> _PROBLEM STATEMENT_:
Find the lines containing the word "panel" and copy every one of them.

◇ ◇ ◇ ◇

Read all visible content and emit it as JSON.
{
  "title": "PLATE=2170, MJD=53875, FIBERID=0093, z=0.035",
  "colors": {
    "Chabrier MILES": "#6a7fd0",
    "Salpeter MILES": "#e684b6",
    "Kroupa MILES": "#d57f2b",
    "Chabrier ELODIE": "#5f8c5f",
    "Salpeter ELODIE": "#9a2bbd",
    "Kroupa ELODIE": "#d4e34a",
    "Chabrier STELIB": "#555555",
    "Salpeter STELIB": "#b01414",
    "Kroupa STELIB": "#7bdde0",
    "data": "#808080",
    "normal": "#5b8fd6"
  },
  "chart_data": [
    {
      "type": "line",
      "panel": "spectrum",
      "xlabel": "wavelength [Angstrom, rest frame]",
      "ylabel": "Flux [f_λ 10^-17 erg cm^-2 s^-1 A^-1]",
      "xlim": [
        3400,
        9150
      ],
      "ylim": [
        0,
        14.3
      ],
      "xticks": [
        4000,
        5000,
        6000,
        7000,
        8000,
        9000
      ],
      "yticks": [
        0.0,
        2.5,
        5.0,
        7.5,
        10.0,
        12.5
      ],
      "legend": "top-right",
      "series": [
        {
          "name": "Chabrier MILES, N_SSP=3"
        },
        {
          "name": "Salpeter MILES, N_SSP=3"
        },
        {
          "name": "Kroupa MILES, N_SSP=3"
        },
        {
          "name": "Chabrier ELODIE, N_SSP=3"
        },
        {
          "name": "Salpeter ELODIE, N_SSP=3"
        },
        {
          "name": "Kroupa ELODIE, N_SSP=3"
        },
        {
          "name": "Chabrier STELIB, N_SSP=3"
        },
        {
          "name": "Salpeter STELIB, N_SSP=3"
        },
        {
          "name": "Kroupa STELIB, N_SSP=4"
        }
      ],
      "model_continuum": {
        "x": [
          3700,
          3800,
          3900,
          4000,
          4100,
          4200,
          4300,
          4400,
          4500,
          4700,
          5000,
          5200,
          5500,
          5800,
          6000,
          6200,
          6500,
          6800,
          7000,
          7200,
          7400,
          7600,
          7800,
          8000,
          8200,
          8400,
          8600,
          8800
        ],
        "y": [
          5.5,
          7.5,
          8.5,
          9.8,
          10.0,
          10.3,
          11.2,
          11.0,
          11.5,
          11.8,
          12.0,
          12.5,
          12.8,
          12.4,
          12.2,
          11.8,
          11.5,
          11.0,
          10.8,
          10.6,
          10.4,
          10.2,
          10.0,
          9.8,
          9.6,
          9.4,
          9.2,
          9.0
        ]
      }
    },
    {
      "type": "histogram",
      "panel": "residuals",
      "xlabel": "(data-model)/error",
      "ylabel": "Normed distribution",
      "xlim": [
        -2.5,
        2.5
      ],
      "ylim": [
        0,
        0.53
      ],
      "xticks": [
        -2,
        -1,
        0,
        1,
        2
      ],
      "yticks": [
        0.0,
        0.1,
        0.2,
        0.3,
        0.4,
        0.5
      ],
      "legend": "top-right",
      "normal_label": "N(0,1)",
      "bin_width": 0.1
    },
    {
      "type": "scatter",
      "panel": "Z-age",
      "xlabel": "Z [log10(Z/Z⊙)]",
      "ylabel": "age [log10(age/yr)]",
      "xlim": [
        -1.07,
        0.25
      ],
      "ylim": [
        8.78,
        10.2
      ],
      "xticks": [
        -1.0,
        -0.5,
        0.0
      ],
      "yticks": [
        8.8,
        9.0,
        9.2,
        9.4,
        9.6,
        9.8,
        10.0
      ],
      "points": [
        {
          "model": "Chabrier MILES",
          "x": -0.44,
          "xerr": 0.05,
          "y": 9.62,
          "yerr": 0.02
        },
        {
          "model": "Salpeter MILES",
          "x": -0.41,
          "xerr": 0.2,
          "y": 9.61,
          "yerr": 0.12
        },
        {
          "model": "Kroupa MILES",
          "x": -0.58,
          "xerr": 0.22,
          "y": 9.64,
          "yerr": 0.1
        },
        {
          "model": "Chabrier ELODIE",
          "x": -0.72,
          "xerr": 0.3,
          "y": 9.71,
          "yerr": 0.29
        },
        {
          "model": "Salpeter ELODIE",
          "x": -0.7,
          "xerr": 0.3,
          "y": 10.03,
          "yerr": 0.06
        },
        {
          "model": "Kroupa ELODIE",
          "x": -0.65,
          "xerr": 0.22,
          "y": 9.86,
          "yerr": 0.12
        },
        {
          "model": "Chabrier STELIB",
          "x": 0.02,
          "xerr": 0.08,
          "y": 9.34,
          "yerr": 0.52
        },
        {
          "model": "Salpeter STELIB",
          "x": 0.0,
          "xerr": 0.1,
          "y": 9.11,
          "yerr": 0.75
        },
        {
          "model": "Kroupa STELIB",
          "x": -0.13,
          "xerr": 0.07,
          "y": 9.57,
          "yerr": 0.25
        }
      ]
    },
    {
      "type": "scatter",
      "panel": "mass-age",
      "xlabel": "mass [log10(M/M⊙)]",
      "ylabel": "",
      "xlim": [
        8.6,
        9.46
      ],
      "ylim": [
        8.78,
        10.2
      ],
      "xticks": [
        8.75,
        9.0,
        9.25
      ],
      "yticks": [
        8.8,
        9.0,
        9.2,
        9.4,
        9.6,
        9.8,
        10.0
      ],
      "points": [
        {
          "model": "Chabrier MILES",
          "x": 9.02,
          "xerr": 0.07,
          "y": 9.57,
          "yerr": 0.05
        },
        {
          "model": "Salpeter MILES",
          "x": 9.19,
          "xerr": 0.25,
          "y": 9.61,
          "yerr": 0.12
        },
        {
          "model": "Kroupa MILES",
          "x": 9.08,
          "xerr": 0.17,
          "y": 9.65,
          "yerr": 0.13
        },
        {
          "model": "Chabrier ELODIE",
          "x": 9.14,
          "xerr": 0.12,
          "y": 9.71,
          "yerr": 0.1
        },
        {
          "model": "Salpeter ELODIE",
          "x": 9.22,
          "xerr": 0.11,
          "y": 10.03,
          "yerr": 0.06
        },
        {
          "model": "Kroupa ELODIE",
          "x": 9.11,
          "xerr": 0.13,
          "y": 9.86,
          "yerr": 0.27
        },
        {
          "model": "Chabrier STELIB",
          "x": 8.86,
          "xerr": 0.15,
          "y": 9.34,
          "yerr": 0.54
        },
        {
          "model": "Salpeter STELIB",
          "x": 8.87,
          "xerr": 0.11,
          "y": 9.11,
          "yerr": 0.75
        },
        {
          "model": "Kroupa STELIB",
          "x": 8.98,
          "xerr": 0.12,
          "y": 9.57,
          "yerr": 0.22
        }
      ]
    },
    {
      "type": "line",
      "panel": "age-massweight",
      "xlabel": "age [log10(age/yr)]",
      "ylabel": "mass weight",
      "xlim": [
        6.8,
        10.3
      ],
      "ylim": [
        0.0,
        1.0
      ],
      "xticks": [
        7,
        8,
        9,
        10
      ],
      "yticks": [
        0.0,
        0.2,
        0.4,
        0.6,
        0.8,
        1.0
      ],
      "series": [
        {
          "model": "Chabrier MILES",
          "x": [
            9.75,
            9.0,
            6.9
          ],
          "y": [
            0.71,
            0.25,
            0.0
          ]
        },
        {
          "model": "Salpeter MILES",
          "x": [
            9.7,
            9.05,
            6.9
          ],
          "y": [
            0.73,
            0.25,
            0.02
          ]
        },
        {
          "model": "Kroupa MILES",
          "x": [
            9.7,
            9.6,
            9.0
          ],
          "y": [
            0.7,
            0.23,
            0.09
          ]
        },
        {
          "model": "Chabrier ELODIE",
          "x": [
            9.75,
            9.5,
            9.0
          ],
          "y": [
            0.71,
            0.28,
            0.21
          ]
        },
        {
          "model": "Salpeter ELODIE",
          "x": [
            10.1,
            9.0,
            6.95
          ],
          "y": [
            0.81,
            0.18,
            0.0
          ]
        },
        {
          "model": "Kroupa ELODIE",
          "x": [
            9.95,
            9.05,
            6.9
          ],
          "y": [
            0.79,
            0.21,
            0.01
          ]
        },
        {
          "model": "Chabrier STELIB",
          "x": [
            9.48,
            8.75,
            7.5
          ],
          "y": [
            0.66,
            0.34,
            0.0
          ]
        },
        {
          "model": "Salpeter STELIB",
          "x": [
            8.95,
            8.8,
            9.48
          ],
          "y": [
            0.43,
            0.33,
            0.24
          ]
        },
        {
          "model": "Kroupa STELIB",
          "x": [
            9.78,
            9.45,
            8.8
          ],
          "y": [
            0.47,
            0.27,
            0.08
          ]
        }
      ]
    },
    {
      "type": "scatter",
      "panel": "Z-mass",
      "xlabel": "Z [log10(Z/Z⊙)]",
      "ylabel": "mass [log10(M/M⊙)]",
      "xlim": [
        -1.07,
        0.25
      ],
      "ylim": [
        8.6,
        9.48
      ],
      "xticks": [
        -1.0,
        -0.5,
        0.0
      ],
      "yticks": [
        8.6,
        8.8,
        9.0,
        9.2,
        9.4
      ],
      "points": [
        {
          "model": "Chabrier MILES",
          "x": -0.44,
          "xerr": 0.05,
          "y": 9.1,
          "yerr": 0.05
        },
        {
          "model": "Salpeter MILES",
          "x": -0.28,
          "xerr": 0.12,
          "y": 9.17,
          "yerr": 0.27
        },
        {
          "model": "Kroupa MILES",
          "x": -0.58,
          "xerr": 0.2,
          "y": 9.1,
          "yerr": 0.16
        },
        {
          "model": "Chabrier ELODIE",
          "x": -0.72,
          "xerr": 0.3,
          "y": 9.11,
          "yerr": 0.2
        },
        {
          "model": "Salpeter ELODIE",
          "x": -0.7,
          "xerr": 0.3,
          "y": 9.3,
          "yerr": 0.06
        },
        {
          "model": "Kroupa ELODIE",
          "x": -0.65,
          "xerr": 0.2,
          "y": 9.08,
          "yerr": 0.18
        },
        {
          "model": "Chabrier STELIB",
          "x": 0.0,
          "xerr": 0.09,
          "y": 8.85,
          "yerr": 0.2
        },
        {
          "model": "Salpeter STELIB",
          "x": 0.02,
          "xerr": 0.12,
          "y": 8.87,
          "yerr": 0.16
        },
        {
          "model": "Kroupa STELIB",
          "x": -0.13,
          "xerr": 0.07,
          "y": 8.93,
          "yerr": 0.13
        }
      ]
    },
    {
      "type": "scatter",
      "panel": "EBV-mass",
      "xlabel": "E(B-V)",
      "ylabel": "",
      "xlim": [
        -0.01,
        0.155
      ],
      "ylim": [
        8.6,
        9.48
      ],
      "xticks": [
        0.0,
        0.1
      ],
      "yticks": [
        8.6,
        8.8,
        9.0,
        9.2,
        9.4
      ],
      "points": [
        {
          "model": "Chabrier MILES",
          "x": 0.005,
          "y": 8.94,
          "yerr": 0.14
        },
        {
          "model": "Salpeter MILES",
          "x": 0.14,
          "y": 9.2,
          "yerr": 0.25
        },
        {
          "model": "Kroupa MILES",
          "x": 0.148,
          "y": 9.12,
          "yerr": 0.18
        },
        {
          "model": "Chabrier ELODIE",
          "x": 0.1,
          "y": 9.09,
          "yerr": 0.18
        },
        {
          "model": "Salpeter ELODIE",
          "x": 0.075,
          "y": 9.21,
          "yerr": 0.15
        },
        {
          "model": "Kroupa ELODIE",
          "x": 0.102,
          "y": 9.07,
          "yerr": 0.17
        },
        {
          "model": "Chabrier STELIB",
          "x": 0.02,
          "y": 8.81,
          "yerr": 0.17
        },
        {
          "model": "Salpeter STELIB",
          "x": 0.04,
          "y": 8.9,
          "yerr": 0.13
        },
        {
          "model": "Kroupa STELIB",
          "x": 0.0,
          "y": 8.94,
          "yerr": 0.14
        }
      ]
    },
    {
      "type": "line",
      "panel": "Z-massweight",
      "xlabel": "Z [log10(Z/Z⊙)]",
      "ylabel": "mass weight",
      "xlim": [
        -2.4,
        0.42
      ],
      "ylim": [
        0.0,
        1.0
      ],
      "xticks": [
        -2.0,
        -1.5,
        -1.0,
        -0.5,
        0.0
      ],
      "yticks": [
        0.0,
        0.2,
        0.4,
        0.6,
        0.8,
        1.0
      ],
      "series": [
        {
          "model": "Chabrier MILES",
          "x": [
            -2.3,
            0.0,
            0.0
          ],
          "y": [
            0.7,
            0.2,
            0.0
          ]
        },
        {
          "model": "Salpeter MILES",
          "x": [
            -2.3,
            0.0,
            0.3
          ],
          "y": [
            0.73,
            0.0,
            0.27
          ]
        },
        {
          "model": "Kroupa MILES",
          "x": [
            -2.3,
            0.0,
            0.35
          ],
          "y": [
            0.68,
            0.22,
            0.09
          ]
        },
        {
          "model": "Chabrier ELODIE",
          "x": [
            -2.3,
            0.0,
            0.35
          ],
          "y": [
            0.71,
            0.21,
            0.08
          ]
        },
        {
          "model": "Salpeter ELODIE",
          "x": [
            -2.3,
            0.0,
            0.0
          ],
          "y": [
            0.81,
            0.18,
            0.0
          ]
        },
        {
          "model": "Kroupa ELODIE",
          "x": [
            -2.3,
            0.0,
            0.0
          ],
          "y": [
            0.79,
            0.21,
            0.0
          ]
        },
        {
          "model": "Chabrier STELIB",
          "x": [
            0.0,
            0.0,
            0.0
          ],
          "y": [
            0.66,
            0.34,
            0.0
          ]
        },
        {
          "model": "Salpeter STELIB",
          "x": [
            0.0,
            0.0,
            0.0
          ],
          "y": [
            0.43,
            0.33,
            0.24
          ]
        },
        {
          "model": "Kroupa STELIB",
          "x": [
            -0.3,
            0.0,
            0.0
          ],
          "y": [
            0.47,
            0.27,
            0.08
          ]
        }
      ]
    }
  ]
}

◇ ◇ ◇ ◇

> _ANSWER_:
      "panel": "spectrum",
      "panel": "residuals",
      "panel": "Z-age",
      "panel": "mass-age",
      "panel": "age-massweight",
      "panel": "Z-mass",
      "panel": "EBV-mass",
      "panel": "Z-massweight",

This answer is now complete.